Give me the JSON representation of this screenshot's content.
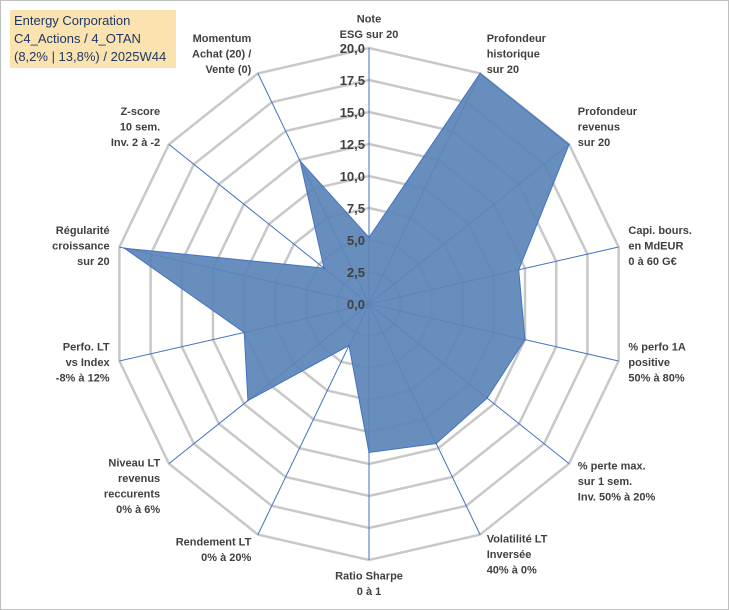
{
  "title_box": {
    "line1": "Entergy Corporation",
    "line2": "C4_Actions / 4_OTAN",
    "line3": "(8,2% | 13,8%) / 2025W44"
  },
  "colors": {
    "fill": "#5b84b8",
    "stroke": "#4472c4",
    "grid": "#c8c8c8",
    "spoke": "#4472c4",
    "title_bg": "#fbe3b0"
  },
  "chart_data": {
    "type": "radar",
    "title": "",
    "rmin": 0,
    "rmax": 20,
    "ticks": [
      "0,0",
      "2,5",
      "5,0",
      "7,5",
      "10,0",
      "12,5",
      "15,0",
      "17,5",
      "20,0"
    ],
    "tick_values": [
      0,
      2.5,
      5,
      7.5,
      10,
      12.5,
      15,
      17.5,
      20
    ],
    "axes": [
      {
        "label": [
          "Note",
          "ESG sur 20"
        ],
        "value": 5.2
      },
      {
        "label": [
          "Profondeur",
          "historique",
          "sur 20"
        ],
        "value": 20
      },
      {
        "label": [
          "Profondeur",
          "revenus",
          "sur 20"
        ],
        "value": 20
      },
      {
        "label": [
          "Capi. bours.",
          "en MdEUR",
          "0 à 60 G€"
        ],
        "value": 12
      },
      {
        "label": [
          "% perfo 1A",
          "positive",
          "50% à 80%"
        ],
        "value": 12.5
      },
      {
        "label": [
          "% perte max.",
          "sur 1 sem.",
          "Inv. 50% à 20%"
        ],
        "value": 11.8
      },
      {
        "label": [
          "Volatilité LT",
          "Inversée",
          "40% à 0%"
        ],
        "value": 12.1
      },
      {
        "label": [
          "Ratio Sharpe",
          "0 à 1"
        ],
        "value": 11.6
      },
      {
        "label": [
          "Rendement LT",
          "0% à 20%"
        ],
        "value": 3.6
      },
      {
        "label": [
          "Niveau LT",
          "revenus",
          "reccurents",
          "0% à 6%"
        ],
        "value": 12.1
      },
      {
        "label": [
          "Perfo. LT",
          "vs Index",
          "-8% à 12%"
        ],
        "value": 10.0
      },
      {
        "label": [
          "Régularité",
          "croissance",
          "sur 20"
        ],
        "value": 19.6
      },
      {
        "label": [
          "Z-score",
          "10 sem.",
          "Inv. 2 à -2"
        ],
        "value": 4.5
      },
      {
        "label": [
          "Momentum",
          "Achat (20) /",
          "Vente (0)"
        ],
        "value": 12.4
      }
    ]
  }
}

===============

Set problem: Each entry above should be reproduced exactly, with the pictures removed.

Solution to the exercise:
Give me the JSON representation of this screenshot's content.
{
  "title_box": {
    "line1": "Entergy Corporation",
    "line2": "C4_Actions / 4_OTAN",
    "line3": "(8,2% | 13,8%) / 2025W44"
  },
  "colors": {
    "fill": "#5b84b8",
    "stroke": "#4472c4",
    "grid": "#c8c8c8",
    "spoke": "#4472c4",
    "title_bg": "#fbe3b0"
  },
  "chart_data": {
    "type": "radar",
    "title": "",
    "rmin": 0,
    "rmax": 20,
    "ticks": [
      "0,0",
      "2,5",
      "5,0",
      "7,5",
      "10,0",
      "12,5",
      "15,0",
      "17,5",
      "20,0"
    ],
    "tick_values": [
      0,
      2.5,
      5,
      7.5,
      10,
      12.5,
      15,
      17.5,
      20
    ],
    "axes": [
      {
        "label": [
          "Note",
          "ESG sur 20"
        ],
        "value": 5.2
      },
      {
        "label": [
          "Profondeur",
          "historique",
          "sur 20"
        ],
        "value": 20
      },
      {
        "label": [
          "Profondeur",
          "revenus",
          "sur 20"
        ],
        "value": 20
      },
      {
        "label": [
          "Capi. bours.",
          "en MdEUR",
          "0 à 60 G€"
        ],
        "value": 12
      },
      {
        "label": [
          "% perfo 1A",
          "positive",
          "50% à 80%"
        ],
        "value": 12.5
      },
      {
        "label": [
          "% perte max.",
          "sur 1 sem.",
          "Inv. 50% à 20%"
        ],
        "value": 11.8
      },
      {
        "label": [
          "Volatilité LT",
          "Inversée",
          "40% à 0%"
        ],
        "value": 12.1
      },
      {
        "label": [
          "Ratio Sharpe",
          "0 à 1"
        ],
        "value": 11.6
      },
      {
        "label": [
          "Rendement LT",
          "0% à 20%"
        ],
        "value": 3.6
      },
      {
        "label": [
          "Niveau LT",
          "revenus",
          "reccurents",
          "0% à 6%"
        ],
        "value": 12.1
      },
      {
        "label": [
          "Perfo. LT",
          "vs Index",
          "-8% à 12%"
        ],
        "value": 10.0
      },
      {
        "label": [
          "Régularité",
          "croissance",
          "sur 20"
        ],
        "value": 19.6
      },
      {
        "label": [
          "Z-score",
          "10 sem.",
          "Inv. 2 à -2"
        ],
        "value": 4.5
      },
      {
        "label": [
          "Momentum",
          "Achat (20) /",
          "Vente (0)"
        ],
        "value": 12.4
      }
    ]
  }
}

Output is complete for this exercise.